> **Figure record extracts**
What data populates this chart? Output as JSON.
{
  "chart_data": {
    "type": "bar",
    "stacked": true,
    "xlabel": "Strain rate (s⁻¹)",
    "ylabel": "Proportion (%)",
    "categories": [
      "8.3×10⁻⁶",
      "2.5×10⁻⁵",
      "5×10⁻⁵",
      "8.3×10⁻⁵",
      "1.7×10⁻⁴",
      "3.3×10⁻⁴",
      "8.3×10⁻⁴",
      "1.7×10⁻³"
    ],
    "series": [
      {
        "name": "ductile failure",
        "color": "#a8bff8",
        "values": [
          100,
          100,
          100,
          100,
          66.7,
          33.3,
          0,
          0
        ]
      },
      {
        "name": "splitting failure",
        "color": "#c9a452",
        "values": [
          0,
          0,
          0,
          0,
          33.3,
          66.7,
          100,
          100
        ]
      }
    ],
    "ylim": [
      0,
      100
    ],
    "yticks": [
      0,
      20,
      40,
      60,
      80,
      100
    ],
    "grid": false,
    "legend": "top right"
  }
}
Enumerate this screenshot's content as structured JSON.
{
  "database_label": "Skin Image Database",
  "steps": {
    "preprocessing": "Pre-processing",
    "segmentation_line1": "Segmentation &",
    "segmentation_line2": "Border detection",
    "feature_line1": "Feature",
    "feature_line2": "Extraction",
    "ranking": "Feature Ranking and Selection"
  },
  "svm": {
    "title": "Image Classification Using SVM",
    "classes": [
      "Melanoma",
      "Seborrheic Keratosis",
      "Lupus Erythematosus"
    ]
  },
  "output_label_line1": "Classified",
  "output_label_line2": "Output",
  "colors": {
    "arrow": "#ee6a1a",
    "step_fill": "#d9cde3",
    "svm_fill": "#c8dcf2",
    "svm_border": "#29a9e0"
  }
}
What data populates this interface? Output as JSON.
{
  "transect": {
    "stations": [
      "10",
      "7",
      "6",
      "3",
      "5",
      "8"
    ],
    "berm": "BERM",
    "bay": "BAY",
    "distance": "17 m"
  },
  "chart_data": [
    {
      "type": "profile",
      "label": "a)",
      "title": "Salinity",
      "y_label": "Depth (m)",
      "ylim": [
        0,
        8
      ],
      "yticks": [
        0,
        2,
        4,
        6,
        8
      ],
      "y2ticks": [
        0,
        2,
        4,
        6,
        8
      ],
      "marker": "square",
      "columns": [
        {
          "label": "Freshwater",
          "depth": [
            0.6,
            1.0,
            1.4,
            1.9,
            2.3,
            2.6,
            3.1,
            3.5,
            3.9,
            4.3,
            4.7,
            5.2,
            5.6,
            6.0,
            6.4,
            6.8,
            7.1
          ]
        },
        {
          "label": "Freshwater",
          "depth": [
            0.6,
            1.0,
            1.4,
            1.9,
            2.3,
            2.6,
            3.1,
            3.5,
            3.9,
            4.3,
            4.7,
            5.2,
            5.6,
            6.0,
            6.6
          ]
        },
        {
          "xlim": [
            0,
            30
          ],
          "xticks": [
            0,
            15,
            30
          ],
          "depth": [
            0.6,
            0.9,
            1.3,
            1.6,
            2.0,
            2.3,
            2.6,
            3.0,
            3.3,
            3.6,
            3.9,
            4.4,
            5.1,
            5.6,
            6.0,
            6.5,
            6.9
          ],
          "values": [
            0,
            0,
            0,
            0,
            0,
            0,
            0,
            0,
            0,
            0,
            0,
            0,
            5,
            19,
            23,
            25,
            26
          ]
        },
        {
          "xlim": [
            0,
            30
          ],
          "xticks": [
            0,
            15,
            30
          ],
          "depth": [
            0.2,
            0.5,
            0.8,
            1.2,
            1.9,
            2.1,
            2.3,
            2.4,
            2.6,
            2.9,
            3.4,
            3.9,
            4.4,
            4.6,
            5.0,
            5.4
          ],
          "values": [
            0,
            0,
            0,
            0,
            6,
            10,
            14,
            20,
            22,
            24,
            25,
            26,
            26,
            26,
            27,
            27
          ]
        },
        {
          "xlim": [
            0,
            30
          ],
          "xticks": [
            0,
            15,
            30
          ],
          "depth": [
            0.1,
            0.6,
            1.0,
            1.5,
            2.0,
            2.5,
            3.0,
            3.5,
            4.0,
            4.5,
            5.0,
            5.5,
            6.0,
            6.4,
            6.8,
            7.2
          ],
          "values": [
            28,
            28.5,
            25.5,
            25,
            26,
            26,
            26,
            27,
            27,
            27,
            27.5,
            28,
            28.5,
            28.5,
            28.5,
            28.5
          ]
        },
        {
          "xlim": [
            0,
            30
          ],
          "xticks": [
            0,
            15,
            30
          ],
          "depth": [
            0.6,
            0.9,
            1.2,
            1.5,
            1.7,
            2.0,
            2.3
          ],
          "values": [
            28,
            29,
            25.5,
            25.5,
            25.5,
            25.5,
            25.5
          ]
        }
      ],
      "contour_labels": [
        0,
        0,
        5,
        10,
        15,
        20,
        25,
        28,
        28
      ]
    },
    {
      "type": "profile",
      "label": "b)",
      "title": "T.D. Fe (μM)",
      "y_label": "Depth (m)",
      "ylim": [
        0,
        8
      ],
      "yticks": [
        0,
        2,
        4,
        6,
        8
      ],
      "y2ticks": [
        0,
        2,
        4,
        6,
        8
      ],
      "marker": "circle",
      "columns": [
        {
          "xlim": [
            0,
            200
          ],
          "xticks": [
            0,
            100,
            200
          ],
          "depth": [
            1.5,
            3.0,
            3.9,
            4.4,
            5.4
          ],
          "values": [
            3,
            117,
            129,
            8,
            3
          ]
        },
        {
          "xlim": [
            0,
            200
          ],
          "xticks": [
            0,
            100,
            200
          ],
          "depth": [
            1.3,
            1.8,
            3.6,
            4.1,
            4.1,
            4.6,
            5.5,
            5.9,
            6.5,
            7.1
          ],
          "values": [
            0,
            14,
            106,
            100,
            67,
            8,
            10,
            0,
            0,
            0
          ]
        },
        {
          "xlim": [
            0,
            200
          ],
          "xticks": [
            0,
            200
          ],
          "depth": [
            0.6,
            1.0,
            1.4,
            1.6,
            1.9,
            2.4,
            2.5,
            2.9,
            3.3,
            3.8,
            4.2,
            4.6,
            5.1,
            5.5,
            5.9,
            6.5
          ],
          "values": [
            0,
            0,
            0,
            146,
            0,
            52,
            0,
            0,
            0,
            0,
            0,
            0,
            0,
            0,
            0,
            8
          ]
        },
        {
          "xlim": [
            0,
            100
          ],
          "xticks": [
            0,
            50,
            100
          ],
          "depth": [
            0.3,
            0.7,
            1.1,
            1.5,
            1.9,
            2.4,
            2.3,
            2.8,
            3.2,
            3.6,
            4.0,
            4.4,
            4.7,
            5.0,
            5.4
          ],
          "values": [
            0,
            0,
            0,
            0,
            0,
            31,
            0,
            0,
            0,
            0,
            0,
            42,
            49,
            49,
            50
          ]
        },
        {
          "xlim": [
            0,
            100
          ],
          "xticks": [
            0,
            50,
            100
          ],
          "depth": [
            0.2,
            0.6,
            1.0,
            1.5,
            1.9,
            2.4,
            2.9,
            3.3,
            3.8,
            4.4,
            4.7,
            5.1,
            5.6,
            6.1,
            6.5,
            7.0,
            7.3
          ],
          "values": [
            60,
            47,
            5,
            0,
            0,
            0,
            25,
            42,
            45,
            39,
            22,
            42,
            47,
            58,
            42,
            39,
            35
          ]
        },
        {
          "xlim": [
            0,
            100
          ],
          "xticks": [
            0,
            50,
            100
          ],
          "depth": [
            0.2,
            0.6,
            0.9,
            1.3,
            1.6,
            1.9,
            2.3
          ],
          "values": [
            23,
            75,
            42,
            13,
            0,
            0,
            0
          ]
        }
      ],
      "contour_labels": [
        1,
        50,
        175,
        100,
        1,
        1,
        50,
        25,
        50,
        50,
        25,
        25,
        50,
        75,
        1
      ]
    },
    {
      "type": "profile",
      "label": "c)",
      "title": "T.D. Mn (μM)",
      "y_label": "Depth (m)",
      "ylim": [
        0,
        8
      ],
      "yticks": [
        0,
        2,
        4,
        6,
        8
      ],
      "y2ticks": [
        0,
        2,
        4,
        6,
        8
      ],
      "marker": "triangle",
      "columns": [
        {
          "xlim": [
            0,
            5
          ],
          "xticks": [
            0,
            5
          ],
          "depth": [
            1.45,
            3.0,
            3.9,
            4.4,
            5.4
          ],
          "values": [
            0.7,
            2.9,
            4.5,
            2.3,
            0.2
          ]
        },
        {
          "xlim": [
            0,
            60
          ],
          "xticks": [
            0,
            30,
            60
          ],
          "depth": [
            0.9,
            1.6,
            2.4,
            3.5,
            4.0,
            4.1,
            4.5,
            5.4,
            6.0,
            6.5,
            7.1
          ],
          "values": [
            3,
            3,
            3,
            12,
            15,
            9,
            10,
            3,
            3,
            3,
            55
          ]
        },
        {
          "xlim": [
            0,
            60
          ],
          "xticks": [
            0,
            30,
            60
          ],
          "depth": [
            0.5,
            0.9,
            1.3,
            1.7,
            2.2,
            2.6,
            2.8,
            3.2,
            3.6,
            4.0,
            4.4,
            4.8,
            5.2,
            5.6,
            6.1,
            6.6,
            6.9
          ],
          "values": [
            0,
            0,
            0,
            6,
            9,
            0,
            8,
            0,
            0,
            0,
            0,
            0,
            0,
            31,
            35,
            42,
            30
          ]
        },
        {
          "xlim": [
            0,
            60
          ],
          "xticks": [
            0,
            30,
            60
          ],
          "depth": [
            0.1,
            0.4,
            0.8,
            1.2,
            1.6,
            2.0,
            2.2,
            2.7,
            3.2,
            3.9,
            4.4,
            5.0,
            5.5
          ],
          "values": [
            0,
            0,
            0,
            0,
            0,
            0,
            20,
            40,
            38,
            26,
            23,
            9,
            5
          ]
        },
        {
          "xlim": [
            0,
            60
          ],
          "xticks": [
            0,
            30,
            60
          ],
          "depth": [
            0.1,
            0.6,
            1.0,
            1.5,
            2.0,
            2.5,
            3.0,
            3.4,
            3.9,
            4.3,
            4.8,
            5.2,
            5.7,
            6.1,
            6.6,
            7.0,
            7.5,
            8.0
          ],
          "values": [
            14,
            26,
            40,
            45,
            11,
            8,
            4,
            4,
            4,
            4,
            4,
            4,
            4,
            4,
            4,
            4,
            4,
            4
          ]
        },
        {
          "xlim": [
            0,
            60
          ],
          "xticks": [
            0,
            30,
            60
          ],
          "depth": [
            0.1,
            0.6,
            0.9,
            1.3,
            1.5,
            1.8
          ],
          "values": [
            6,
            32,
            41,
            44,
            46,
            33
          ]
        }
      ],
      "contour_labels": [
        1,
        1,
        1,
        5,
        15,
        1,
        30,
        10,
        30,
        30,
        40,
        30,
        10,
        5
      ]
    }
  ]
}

--

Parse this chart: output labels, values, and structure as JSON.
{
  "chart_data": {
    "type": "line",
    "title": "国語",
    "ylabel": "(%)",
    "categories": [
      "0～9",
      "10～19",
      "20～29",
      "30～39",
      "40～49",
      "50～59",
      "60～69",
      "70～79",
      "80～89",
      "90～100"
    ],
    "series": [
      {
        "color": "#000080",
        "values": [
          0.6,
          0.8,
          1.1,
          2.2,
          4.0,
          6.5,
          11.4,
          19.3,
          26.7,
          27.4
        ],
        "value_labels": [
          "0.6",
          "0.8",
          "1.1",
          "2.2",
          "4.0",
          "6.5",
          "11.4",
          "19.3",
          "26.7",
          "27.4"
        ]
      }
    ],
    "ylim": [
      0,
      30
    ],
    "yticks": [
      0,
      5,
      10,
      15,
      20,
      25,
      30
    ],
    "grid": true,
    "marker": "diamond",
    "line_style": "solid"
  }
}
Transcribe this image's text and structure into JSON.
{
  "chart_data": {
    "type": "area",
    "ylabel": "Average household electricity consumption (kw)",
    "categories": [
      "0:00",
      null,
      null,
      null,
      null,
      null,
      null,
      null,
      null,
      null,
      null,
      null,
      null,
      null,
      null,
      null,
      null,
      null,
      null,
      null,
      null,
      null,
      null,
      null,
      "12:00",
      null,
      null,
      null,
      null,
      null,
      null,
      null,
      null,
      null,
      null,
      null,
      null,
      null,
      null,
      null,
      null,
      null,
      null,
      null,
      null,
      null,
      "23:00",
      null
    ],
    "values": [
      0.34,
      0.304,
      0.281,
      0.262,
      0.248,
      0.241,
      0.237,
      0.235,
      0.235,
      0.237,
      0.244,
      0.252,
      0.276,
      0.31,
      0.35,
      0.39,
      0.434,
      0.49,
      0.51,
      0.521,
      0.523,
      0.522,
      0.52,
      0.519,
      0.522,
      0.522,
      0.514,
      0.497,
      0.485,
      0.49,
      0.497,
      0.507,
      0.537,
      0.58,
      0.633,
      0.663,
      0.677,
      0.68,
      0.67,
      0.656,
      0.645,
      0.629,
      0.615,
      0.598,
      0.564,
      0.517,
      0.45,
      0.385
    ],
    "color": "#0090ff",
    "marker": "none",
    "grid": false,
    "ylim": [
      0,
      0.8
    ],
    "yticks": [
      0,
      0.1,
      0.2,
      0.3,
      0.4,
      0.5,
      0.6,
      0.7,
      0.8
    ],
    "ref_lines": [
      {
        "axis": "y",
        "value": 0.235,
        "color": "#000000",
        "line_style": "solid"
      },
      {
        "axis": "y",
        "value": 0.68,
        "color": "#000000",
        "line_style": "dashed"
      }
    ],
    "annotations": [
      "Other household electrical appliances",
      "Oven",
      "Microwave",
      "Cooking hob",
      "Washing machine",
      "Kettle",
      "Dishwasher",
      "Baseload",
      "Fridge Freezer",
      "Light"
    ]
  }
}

> **Work required**
Count the lines in the records above that hold the word "household", and give only that number.

> **Response**
2